··· Data provided

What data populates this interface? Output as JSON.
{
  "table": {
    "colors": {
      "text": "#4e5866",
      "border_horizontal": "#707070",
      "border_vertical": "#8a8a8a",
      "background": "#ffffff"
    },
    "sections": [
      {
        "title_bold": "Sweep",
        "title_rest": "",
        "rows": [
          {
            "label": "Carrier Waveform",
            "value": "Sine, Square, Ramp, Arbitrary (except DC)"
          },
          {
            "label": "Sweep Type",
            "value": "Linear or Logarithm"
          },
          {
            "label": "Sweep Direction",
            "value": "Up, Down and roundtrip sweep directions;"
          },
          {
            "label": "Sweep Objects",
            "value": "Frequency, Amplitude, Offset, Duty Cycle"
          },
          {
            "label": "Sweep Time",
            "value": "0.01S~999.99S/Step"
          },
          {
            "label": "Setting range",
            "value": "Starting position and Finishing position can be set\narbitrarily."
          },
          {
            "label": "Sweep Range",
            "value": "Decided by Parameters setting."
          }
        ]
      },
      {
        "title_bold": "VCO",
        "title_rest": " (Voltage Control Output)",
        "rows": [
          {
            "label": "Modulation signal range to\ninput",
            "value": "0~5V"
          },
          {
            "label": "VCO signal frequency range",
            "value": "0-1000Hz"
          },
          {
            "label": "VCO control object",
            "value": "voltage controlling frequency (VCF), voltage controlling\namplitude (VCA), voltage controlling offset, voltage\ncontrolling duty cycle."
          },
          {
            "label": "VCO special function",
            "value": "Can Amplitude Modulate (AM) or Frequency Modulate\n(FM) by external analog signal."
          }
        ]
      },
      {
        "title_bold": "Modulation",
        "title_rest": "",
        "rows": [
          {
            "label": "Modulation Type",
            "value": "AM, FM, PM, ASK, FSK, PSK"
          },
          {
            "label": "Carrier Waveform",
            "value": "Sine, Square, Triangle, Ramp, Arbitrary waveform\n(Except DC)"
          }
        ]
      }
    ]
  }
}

······

### [What is expected]
Extract every record. Keep wording exact.

### [Response for this exercise]
What data populates this interface? Output as JSON.
{
  "table": {
    "colors": {
      "text": "#4e5866",
      "border_horizontal": "#707070",
      "border_vertical": "#8a8a8a",
      "background": "#ffffff"
    },
    "sections": [
      {
        "title_bold": "Sweep",
        "title_rest": "",
        "rows": [
          {
            "label": "Carrier Waveform",
            "value": "Sine, Square, Ramp, Arbitrary (except DC)"
          },
          {
            "label": "Sweep Type",
            "value": "Linear or Logarithm"
          },
          {
            "label": "Sweep Direction",
            "value": "Up, Down and roundtrip sweep directions;"
          },
          {
            "label": "Sweep Objects",
            "value": "Frequency, Amplitude, Offset, Duty Cycle"
          },
          {
            "label": "Sweep Time",
            "value": "0.01S~999.99S/Step"
          },
          {
            "label": "Setting range",
            "value": "Starting position and Finishing position can be set\narbitrarily."
          },
          {
            "label": "Sweep Range",
            "value": "Decided by Parameters setting."
          }
        ]
      },
      {
        "title_bold": "VCO",
        "title_rest": " (Voltage Control Output)",
        "rows": [
          {
            "label": "Modulation signal range to\ninput",
            "value": "0~5V"
          },
          {
            "label": "VCO signal frequency range",
            "value": "0-1000Hz"
          },
          {
            "label": "VCO control object",
            "value": "voltage controlling frequency (VCF), voltage controlling\namplitude (VCA), voltage controlling offset, voltage\ncontrolling duty cycle."
          },
          {
            "label": "VCO special function",
            "value": "Can Amplitude Modulate (AM) or Frequency Modulate\n(FM) by external analog signal."
          }
        ]
      },
      {
        "title_bold": "Modulation",
        "title_rest": "",
        "rows": [
          {
            "label": "Modulation Type",
            "value": "AM, FM, PM, ASK, FSK, PSK"
          },
          {
            "label": "Carrier Waveform",
            "value": "Sine, Square, Triangle, Ramp, Arbitrary waveform\n(Except DC)"
          }
        ]
      }
    ]
  }
}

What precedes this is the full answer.